[Part of a data file]
☆ ☆ ☆ ☆ ☆

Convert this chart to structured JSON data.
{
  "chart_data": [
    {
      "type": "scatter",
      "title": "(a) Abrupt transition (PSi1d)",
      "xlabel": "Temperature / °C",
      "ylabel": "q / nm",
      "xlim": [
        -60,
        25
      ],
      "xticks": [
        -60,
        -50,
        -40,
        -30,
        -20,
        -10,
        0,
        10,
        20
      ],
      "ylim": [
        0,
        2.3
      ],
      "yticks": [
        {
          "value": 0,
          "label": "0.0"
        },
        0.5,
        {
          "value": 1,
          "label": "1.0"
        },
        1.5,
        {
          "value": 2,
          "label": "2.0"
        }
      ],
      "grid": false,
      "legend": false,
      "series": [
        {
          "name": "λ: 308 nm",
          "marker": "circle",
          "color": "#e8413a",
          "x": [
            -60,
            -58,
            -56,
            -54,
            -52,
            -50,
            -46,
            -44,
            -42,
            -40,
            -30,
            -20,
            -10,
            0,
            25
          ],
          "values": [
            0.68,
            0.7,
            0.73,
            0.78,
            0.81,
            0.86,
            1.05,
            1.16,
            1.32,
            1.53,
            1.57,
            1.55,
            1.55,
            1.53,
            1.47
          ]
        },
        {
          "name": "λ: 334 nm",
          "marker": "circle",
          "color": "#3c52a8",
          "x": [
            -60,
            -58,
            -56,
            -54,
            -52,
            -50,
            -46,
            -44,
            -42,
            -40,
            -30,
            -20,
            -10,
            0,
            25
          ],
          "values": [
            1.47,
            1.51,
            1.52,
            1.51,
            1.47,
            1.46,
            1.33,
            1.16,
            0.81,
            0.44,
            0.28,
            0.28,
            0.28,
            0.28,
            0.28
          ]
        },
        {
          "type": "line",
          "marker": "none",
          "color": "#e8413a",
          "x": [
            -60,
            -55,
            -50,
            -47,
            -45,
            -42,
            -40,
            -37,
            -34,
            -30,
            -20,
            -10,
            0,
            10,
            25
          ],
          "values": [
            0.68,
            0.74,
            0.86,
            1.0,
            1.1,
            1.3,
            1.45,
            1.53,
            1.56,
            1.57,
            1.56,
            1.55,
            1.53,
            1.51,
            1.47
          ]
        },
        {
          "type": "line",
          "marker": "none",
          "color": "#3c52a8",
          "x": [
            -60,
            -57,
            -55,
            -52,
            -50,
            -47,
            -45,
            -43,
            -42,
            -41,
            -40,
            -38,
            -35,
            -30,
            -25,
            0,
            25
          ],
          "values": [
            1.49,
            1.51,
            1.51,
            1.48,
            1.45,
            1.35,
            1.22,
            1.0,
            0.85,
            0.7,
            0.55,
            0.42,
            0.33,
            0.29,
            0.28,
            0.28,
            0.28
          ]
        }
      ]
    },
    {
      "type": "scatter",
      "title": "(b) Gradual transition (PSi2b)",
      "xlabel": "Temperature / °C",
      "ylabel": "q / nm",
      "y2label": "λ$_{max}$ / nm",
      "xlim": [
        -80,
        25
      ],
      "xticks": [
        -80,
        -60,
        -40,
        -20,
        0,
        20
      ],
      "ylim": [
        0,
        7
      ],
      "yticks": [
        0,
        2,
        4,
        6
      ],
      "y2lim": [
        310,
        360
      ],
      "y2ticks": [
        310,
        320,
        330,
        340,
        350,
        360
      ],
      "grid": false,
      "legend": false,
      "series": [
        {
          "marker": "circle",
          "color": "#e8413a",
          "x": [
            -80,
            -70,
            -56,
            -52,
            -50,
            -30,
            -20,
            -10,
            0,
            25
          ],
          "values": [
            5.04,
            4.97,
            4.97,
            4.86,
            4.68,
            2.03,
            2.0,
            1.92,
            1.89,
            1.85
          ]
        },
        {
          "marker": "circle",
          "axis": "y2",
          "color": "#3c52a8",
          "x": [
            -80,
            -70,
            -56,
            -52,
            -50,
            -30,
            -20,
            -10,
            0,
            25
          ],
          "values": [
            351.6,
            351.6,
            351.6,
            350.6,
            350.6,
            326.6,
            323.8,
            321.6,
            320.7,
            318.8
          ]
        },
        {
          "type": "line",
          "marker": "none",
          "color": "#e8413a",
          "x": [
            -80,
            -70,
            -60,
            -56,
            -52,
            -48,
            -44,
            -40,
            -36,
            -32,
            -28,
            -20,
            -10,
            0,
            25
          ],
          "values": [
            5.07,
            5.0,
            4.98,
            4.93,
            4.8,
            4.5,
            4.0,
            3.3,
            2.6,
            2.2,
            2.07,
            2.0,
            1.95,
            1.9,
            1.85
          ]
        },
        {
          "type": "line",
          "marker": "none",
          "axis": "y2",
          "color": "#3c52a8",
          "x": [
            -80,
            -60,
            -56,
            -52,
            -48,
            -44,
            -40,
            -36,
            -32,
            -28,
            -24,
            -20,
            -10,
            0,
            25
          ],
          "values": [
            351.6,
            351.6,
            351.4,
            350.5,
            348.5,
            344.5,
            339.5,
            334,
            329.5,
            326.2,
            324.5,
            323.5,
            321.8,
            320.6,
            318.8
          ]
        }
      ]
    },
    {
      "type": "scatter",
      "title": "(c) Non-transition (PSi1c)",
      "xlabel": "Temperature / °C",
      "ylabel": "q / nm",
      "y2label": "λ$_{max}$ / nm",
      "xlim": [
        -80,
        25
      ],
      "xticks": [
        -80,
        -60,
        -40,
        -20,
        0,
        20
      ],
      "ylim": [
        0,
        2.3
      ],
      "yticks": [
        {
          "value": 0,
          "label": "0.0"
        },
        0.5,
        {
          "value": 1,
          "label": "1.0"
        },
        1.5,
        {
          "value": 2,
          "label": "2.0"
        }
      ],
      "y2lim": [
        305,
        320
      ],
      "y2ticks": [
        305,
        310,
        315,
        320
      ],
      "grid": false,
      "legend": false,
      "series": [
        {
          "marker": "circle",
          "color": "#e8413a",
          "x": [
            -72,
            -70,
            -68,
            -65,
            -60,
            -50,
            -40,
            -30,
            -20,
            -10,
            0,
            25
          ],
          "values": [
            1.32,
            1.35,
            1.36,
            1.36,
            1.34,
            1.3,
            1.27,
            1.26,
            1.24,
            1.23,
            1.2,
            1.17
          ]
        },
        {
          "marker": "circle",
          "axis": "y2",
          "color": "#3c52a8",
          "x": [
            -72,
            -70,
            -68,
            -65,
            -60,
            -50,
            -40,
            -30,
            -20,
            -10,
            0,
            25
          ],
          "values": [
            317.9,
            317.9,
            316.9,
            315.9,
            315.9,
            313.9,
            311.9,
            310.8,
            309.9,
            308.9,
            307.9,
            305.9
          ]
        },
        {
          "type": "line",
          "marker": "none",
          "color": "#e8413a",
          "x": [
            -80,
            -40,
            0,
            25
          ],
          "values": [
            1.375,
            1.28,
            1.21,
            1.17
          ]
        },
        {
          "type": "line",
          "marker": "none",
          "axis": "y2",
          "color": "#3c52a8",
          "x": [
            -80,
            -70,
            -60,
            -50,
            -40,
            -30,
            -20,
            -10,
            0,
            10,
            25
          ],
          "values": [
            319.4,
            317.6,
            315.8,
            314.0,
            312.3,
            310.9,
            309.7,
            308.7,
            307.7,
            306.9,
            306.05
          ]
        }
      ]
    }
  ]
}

☆ ☆ ☆ ☆ ☆

Review the material and copy each line in which the word "title" appears.

      "title": "(a) Abrupt transition (PSi1d)",
      "title": "(b) Gradual transition (PSi2b)",
      "title": "(c) Non-transition (PSi1c)",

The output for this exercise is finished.